* Work to be completed:
Extract every line from the records below that contains the word "color".

=== Information provided ===

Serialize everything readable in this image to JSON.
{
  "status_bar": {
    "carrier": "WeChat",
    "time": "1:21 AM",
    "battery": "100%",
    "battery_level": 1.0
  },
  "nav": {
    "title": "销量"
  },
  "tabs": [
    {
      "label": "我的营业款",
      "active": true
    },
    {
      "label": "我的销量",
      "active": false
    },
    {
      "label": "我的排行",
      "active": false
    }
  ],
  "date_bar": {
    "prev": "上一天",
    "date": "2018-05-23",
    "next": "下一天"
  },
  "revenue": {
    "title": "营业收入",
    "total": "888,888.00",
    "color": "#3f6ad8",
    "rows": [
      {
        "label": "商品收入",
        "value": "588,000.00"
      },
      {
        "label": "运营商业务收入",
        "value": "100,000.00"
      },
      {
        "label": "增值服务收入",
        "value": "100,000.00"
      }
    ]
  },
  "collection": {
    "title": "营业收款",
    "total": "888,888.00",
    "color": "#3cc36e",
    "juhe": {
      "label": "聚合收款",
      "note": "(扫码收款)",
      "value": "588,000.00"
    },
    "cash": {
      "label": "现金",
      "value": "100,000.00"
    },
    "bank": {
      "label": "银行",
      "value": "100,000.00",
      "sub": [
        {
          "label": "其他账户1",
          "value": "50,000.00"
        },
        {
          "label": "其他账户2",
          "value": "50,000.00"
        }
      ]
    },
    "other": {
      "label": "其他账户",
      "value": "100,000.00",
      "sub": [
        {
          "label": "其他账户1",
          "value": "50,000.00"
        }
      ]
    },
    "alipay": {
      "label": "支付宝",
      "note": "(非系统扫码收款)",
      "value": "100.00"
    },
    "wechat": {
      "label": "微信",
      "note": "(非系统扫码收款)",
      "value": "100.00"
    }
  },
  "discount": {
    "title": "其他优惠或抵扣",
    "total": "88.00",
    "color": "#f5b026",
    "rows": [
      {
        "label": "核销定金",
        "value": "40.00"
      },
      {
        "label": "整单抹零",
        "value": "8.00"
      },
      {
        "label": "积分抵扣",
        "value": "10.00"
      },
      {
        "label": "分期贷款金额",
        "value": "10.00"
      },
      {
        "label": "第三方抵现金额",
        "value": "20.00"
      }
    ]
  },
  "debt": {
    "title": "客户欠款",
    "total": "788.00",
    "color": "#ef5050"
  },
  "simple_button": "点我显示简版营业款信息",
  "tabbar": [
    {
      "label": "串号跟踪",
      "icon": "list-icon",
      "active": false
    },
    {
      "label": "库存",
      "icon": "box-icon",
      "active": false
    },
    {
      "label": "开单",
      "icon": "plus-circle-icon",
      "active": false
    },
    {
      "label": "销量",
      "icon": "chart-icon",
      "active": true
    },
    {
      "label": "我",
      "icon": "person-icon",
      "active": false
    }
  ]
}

===

* Exercise answer:
    "color": "#3f6ad8",
    "color": "#3cc36e",
    "color": "#f5b026",
    "color": "#ef5050"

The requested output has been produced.